§ **Stored data**
═══

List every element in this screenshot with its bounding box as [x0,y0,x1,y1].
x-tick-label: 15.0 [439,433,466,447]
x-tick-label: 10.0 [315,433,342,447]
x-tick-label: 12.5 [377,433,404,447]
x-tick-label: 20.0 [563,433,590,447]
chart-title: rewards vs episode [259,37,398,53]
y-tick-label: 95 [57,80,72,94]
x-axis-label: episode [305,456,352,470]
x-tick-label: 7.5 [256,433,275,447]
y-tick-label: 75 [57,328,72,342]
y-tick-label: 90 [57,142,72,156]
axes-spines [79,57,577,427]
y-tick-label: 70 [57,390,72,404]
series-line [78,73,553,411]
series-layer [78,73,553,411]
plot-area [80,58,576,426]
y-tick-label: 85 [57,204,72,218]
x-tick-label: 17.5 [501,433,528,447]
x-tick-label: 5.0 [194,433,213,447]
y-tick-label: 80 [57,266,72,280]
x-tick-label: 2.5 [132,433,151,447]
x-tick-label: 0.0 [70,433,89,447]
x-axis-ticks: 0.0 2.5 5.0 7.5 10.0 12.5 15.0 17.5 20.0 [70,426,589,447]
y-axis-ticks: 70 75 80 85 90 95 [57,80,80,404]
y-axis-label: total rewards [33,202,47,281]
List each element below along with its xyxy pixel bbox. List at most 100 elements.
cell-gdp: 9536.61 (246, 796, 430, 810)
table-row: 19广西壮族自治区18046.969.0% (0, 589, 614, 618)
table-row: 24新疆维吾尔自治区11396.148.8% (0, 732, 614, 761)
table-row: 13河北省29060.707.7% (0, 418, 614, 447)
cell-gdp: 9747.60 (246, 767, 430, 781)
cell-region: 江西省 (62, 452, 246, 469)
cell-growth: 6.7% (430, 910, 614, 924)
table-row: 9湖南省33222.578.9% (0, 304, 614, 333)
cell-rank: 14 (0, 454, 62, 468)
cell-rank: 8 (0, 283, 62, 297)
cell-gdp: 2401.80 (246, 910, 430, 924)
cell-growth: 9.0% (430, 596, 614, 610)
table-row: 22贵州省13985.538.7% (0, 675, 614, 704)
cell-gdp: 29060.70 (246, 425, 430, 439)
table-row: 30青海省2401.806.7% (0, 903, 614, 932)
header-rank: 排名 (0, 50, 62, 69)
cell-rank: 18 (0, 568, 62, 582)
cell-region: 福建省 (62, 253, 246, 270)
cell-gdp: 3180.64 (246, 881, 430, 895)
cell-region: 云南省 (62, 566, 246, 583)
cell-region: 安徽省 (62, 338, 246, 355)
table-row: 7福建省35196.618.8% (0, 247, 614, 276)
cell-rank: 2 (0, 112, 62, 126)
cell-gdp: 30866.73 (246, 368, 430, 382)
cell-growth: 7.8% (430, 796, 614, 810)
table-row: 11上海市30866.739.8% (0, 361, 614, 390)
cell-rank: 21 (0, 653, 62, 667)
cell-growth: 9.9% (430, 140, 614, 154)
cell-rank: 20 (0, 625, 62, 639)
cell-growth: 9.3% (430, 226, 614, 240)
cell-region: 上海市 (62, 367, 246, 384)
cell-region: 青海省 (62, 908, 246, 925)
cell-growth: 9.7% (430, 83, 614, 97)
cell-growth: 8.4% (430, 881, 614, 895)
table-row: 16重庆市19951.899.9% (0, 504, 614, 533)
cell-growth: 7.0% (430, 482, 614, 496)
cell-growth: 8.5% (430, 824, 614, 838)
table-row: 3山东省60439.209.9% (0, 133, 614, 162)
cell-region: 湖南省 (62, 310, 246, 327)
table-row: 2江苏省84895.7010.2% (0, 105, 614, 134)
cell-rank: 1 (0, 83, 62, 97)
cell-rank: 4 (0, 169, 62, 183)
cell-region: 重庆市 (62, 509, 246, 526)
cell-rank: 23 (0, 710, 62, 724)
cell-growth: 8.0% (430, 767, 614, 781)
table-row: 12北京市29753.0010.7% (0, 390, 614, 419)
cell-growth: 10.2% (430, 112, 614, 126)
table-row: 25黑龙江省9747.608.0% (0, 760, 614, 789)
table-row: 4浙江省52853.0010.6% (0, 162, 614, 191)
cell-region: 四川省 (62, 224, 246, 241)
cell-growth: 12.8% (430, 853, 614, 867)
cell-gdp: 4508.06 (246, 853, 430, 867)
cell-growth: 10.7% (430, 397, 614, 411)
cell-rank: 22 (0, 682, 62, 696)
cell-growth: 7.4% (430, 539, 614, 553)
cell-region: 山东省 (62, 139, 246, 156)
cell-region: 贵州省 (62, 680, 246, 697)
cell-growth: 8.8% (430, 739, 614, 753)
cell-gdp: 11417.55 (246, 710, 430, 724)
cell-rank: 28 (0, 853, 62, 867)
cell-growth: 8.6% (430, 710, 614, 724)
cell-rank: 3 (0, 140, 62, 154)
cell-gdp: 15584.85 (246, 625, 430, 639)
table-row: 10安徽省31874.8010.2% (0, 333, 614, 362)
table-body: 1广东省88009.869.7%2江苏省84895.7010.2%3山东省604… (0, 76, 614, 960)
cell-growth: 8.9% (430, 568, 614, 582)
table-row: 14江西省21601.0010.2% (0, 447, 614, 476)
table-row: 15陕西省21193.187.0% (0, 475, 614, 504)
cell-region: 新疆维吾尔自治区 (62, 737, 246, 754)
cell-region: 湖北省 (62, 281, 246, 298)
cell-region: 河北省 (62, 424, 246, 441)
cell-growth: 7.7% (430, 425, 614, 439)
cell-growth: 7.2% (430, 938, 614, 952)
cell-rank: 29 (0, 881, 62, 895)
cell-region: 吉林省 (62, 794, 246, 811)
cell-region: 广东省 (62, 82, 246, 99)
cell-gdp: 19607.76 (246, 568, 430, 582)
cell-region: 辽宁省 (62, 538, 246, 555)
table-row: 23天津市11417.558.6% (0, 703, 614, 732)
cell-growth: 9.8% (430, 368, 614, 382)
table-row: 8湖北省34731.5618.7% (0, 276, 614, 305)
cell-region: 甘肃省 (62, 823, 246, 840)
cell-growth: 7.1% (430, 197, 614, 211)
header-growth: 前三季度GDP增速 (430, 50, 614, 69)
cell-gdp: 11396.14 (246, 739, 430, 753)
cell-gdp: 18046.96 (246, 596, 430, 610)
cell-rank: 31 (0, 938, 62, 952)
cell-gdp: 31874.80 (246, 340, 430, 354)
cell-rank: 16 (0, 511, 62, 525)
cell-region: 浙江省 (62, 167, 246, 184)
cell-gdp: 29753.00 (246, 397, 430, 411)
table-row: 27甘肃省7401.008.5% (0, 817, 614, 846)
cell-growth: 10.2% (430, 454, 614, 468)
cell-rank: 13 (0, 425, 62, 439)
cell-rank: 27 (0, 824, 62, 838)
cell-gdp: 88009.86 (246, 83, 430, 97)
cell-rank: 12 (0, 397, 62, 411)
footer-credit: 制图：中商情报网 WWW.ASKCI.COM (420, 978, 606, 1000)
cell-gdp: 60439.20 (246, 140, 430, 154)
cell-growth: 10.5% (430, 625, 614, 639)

═══

§ **Exercise requirements**
Reproduce all of the entries above word for word, keeping every line as it appears.

§ **Result of this task**
List every element in this screenshot with its bounding box as [x0,y0,x1,y1].
x-tick-label: 15.0 [439,433,466,447]
x-tick-label: 10.0 [315,433,342,447]
x-tick-label: 12.5 [377,433,404,447]
x-tick-label: 20.0 [563,433,590,447]
chart-title: rewards vs episode [259,37,398,53]
y-tick-label: 95 [57,80,72,94]
x-axis-label: episode [305,456,352,470]
x-tick-label: 7.5 [256,433,275,447]
y-tick-label: 75 [57,328,72,342]
y-tick-label: 90 [57,142,72,156]
axes-spines [79,57,577,427]
y-tick-label: 70 [57,390,72,404]
series-line [78,73,553,411]
series-layer [78,73,553,411]
plot-area [80,58,576,426]
y-tick-label: 85 [57,204,72,218]
x-tick-label: 17.5 [501,433,528,447]
x-tick-label: 5.0 [194,433,213,447]
y-tick-label: 80 [57,266,72,280]
x-tick-label: 2.5 [132,433,151,447]
x-tick-label: 0.0 [70,433,89,447]
x-axis-ticks: 0.0 2.5 5.0 7.5 10.0 12.5 15.0 17.5 20.0 [70,426,589,447]
y-axis-ticks: 70 75 80 85 90 95 [57,80,80,404]
y-axis-label: total rewards [33,202,47,281]
List each element below along with its xyxy pixel bbox. List at most 100 elements.
cell-gdp: 9536.61 (246, 796, 430, 810)
table-row: 19广西壮族自治区18046.969.0% (0, 589, 614, 618)
table-row: 24新疆维吾尔自治区11396.148.8% (0, 732, 614, 761)
table-row: 13河北省29060.707.7% (0, 418, 614, 447)
cell-gdp: 9747.60 (246, 767, 430, 781)
cell-region: 江西省 (62, 452, 246, 469)
cell-growth: 6.7% (430, 910, 614, 924)
table-row: 9湖南省33222.578.9% (0, 304, 614, 333)
cell-rank: 14 (0, 454, 62, 468)
cell-rank: 8 (0, 283, 62, 297)
cell-gdp: 2401.80 (246, 910, 430, 924)
cell-growth: 9.0% (430, 596, 614, 610)
table-row: 22贵州省13985.538.7% (0, 675, 614, 704)
cell-gdp: 29060.70 (246, 425, 430, 439)
table-row: 30青海省2401.806.7% (0, 903, 614, 932)
header-rank: 排名 (0, 50, 62, 69)
cell-rank: 18 (0, 568, 62, 582)
cell-region: 福建省 (62, 253, 246, 270)
cell-gdp: 3180.64 (246, 881, 430, 895)
cell-region: 云南省 (62, 566, 246, 583)
cell-region: 安徽省 (62, 338, 246, 355)
table-row: 7福建省35196.618.8% (0, 247, 614, 276)
cell-rank: 2 (0, 112, 62, 126)
cell-gdp: 30866.73 (246, 368, 430, 382)
cell-growth: 7.8% (430, 796, 614, 810)
table-row: 11上海市30866.739.8% (0, 361, 614, 390)
cell-rank: 21 (0, 653, 62, 667)
cell-growth: 9.9% (430, 140, 614, 154)
cell-rank: 20 (0, 625, 62, 639)
cell-growth: 9.3% (430, 226, 614, 240)
cell-region: 上海市 (62, 367, 246, 384)
cell-region: 青海省 (62, 908, 246, 925)
cell-growth: 9.7% (430, 83, 614, 97)
cell-growth: 8.4% (430, 881, 614, 895)
table-row: 16重庆市19951.899.9% (0, 504, 614, 533)
cell-growth: 7.0% (430, 482, 614, 496)
cell-growth: 8.5% (430, 824, 614, 838)
table-row: 3山东省60439.209.9% (0, 133, 614, 162)
cell-region: 湖南省 (62, 310, 246, 327)
table-row: 2江苏省84895.7010.2% (0, 105, 614, 134)
cell-rank: 1 (0, 83, 62, 97)
cell-rank: 4 (0, 169, 62, 183)
cell-region: 重庆市 (62, 509, 246, 526)
cell-rank: 23 (0, 710, 62, 724)
cell-growth: 8.0% (430, 767, 614, 781)
table-row: 12北京市29753.0010.7% (0, 390, 614, 419)
cell-growth: 10.2% (430, 112, 614, 126)
table-row: 25黑龙江省9747.608.0% (0, 760, 614, 789)
table-row: 4浙江省52853.0010.6% (0, 162, 614, 191)
cell-region: 四川省 (62, 224, 246, 241)
cell-growth: 12.8% (430, 853, 614, 867)
cell-gdp: 4508.06 (246, 853, 430, 867)
cell-growth: 10.7% (430, 397, 614, 411)
cell-rank: 22 (0, 682, 62, 696)
cell-growth: 7.4% (430, 539, 614, 553)
cell-region: 山东省 (62, 139, 246, 156)
cell-region: 贵州省 (62, 680, 246, 697)
cell-growth: 8.8% (430, 739, 614, 753)
cell-gdp: 11417.55 (246, 710, 430, 724)
cell-rank: 28 (0, 853, 62, 867)
cell-growth: 8.6% (430, 710, 614, 724)
cell-rank: 3 (0, 140, 62, 154)
cell-gdp: 15584.85 (246, 625, 430, 639)
table-row: 10安徽省31874.8010.2% (0, 333, 614, 362)
table-body: 1广东省88009.869.7%2江苏省84895.7010.2%3山东省604… (0, 76, 614, 960)
cell-growth: 8.9% (430, 568, 614, 582)
table-row: 14江西省21601.0010.2% (0, 447, 614, 476)
table-row: 15陕西省21193.187.0% (0, 475, 614, 504)
cell-region: 新疆维吾尔自治区 (62, 737, 246, 754)
cell-region: 湖北省 (62, 281, 246, 298)
cell-region: 河北省 (62, 424, 246, 441)
cell-growth: 7.7% (430, 425, 614, 439)
cell-growth: 7.2% (430, 938, 614, 952)
cell-rank: 29 (0, 881, 62, 895)
cell-region: 吉林省 (62, 794, 246, 811)
cell-region: 广东省 (62, 82, 246, 99)
cell-gdp: 19607.76 (246, 568, 430, 582)
cell-region: 辽宁省 (62, 538, 246, 555)
table-row: 23天津市11417.558.6% (0, 703, 614, 732)
cell-growth: 9.8% (430, 368, 614, 382)
table-row: 8湖北省34731.5618.7% (0, 276, 614, 305)
cell-region: 甘肃省 (62, 823, 246, 840)
cell-growth: 7.1% (430, 197, 614, 211)
header-growth: 前三季度GDP增速 (430, 50, 614, 69)
cell-gdp: 11396.14 (246, 739, 430, 753)
cell-gdp: 18046.96 (246, 596, 430, 610)
cell-rank: 31 (0, 938, 62, 952)
cell-gdp: 31874.80 (246, 340, 430, 354)
cell-rank: 16 (0, 511, 62, 525)
cell-region: 浙江省 (62, 167, 246, 184)
cell-gdp: 29753.00 (246, 397, 430, 411)
table-row: 27甘肃省7401.008.5% (0, 817, 614, 846)
cell-growth: 10.2% (430, 454, 614, 468)
cell-rank: 13 (0, 425, 62, 439)
cell-rank: 27 (0, 824, 62, 838)
cell-gdp: 88009.86 (246, 83, 430, 97)
cell-rank: 12 (0, 397, 62, 411)
footer-credit: 制图：中商情报网 WWW.ASKCI.COM (420, 978, 606, 1000)
cell-gdp: 60439.20 (246, 140, 430, 154)
cell-growth: 10.5% (430, 625, 614, 639)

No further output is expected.